- EXERCISE DIRECTIONS -
Could you extract every entry below and reproduce it exactly?

Records from a collection:

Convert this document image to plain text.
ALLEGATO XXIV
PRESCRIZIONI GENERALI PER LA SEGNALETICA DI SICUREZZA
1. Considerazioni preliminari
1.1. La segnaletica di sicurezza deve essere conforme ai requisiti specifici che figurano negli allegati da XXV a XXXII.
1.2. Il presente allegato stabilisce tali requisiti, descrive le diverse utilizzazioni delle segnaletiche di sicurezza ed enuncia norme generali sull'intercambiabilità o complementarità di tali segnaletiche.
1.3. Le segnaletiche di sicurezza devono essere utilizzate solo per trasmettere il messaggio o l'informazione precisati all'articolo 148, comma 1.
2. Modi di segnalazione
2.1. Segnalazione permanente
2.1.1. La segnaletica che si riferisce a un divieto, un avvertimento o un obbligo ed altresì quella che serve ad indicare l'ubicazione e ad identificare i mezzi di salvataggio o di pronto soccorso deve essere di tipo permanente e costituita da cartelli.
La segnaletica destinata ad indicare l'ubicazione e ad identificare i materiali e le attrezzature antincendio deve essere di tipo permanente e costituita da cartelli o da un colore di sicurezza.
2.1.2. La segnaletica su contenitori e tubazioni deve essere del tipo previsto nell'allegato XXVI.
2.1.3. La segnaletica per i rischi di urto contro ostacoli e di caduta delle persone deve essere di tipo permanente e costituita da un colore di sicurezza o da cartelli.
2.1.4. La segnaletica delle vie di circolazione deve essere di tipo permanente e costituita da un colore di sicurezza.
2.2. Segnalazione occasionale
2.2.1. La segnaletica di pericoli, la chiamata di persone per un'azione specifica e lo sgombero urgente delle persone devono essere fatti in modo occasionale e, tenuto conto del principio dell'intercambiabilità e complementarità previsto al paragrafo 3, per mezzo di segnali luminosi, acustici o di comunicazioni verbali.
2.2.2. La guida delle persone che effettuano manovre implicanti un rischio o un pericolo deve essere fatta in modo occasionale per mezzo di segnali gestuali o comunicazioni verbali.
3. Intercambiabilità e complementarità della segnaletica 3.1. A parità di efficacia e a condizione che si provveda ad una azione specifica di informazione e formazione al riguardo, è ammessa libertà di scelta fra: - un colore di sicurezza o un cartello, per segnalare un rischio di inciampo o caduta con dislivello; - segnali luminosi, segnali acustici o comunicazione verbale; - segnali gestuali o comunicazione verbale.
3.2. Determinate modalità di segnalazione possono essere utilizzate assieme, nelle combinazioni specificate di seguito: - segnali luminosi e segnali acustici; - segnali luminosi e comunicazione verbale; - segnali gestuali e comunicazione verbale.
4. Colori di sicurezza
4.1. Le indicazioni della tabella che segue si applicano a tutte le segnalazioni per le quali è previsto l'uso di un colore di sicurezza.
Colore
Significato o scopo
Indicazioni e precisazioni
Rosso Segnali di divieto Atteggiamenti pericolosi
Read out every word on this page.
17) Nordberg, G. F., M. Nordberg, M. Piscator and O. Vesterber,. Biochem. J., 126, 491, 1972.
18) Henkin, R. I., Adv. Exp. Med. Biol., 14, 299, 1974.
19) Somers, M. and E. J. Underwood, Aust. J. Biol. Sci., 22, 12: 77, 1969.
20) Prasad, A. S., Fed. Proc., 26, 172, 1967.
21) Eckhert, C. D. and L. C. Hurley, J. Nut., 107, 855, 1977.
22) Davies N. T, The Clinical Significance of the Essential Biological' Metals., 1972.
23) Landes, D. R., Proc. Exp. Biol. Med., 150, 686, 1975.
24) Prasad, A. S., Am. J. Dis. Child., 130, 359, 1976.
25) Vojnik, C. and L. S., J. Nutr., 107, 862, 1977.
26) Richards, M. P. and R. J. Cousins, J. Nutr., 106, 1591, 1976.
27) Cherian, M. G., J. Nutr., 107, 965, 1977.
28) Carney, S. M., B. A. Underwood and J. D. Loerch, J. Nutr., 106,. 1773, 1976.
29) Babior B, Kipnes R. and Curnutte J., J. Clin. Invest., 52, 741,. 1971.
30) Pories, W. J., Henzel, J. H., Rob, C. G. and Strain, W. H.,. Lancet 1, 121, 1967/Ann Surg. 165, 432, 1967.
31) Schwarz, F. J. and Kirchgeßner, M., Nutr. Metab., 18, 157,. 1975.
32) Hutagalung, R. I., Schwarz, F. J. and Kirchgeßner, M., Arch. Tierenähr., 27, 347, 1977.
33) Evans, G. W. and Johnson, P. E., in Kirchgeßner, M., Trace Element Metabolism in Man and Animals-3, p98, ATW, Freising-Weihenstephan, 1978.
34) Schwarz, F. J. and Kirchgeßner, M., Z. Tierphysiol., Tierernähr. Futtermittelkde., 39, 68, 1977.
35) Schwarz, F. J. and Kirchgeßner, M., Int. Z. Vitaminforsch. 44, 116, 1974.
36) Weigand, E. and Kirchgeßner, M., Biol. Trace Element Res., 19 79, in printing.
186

- THE REPLY -
Convert this document image to plain text.
ALLEGATO XXIV
PRESCRIZIONI GENERALI PER LA SEGNALETICA DI SICUREZZA
1. Considerazioni preliminari
1.1. La segnaletica di sicurezza deve essere conforme ai requisiti specifici che figurano negli allegati da XXV a XXXII.
1.2. Il presente allegato stabilisce tali requisiti, descrive le diverse utilizzazioni delle segnaletiche di sicurezza ed enuncia norme generali sull'intercambiabilità o complementarità di tali segnaletiche.
1.3. Le segnaletiche di sicurezza devono essere utilizzate solo per trasmettere il messaggio o l'informazione precisati all'articolo 148, comma 1.
2. Modi di segnalazione
2.1. Segnalazione permanente
2.1.1. La segnaletica che si riferisce a un divieto, un avvertimento o un obbligo ed altresì quella che serve ad indicare l'ubicazione e ad identificare i mezzi di salvataggio o di pronto soccorso deve essere di tipo permanente e costituita da cartelli.
La segnaletica destinata ad indicare l'ubicazione e ad identificare i materiali e le attrezzature antincendio deve essere di tipo permanente e costituita da cartelli o da un colore di sicurezza.
2.1.2. La segnaletica su contenitori e tubazioni deve essere del tipo previsto nell'allegato XXVI.
2.1.3. La segnaletica per i rischi di urto contro ostacoli e di caduta delle persone deve essere di tipo permanente e costituita da un colore di sicurezza o da cartelli.
2.1.4. La segnaletica delle vie di circolazione deve essere di tipo permanente e costituita da un colore di sicurezza.
2.2. Segnalazione occasionale
2.2.1. La segnaletica di pericoli, la chiamata di persone per un'azione specifica e lo sgombero urgente delle persone devono essere fatti in modo occasionale e, tenuto conto del principio dell'intercambiabilità e complementarità previsto al paragrafo 3, per mezzo di segnali luminosi, acustici o di comunicazioni verbali.
2.2.2. La guida delle persone che effettuano manovre implicanti un rischio o un pericolo deve essere fatta in modo occasionale per mezzo di segnali gestuali o comunicazioni verbali.
3. Intercambiabilità e complementarità della segnaletica 3.1. A parità di efficacia e a condizione che si provveda ad una azione specifica di informazione e formazione al riguardo, è ammessa libertà di scelta fra: - un colore di sicurezza o un cartello, per segnalare un rischio di inciampo o caduta con dislivello; - segnali luminosi, segnali acustici o comunicazione verbale; - segnali gestuali o comunicazione verbale.
3.2. Determinate modalità di segnalazione possono essere utilizzate assieme, nelle combinazioni specificate di seguito: - segnali luminosi e segnali acustici; - segnali luminosi e comunicazione verbale; - segnali gestuali e comunicazione verbale.
4. Colori di sicurezza
4.1. Le indicazioni della tabella che segue si applicano a tutte le segnalazioni per le quali è previsto l'uso di un colore di sicurezza.
Colore
Significato o scopo
Indicazioni e precisazioni
Rosso Segnali di divieto Atteggiamenti pericolosi
Read out every word on this page.
17) Nordberg, G. F., M. Nordberg, M. Piscator and O. Vesterber,. Biochem. J., 126, 491, 1972.
18) Henkin, R. I., Adv. Exp. Med. Biol., 14, 299, 1974.
19) Somers, M. and E. J. Underwood, Aust. J. Biol. Sci., 22, 12: 77, 1969.
20) Prasad, A. S., Fed. Proc., 26, 172, 1967.
21) Eckhert, C. D. and L. C. Hurley, J. Nut., 107, 855, 1977.
22) Davies N. T, The Clinical Significance of the Essential Biological' Metals., 1972.
23) Landes, D. R., Proc. Exp. Biol. Med., 150, 686, 1975.
24) Prasad, A. S., Am. J. Dis. Child., 130, 359, 1976.
25) Vojnik, C. and L. S., J. Nutr., 107, 862, 1977.
26) Richards, M. P. and R. J. Cousins, J. Nutr., 106, 1591, 1976.
27) Cherian, M. G., J. Nutr., 107, 965, 1977.
28) Carney, S. M., B. A. Underwood and J. D. Loerch, J. Nutr., 106,. 1773, 1976.
29) Babior B, Kipnes R. and Curnutte J., J. Clin. Invest., 52, 741,. 1971.
30) Pories, W. J., Henzel, J. H., Rob, C. G. and Strain, W. H.,. Lancet 1, 121, 1967/Ann Surg. 165, 432, 1967.
31) Schwarz, F. J. and Kirchgeßner, M., Nutr. Metab., 18, 157,. 1975.
32) Hutagalung, R. I., Schwarz, F. J. and Kirchgeßner, M., Arch. Tierenähr., 27, 347, 1977.
33) Evans, G. W. and Johnson, P. E., in Kirchgeßner, M., Trace Element Metabolism in Man and Animals-3, p98, ATW, Freising-Weihenstephan, 1978.
34) Schwarz, F. J. and Kirchgeßner, M., Z. Tierphysiol., Tierernähr. Futtermittelkde., 39, 68, 1977.
35) Schwarz, F. J. and Kirchgeßner, M., Int. Z. Vitaminforsch. 44, 116, 1974.
36) Weigand, E. and Kirchgeßner, M., Biol. Trace Element Res., 19 79, in printing.
186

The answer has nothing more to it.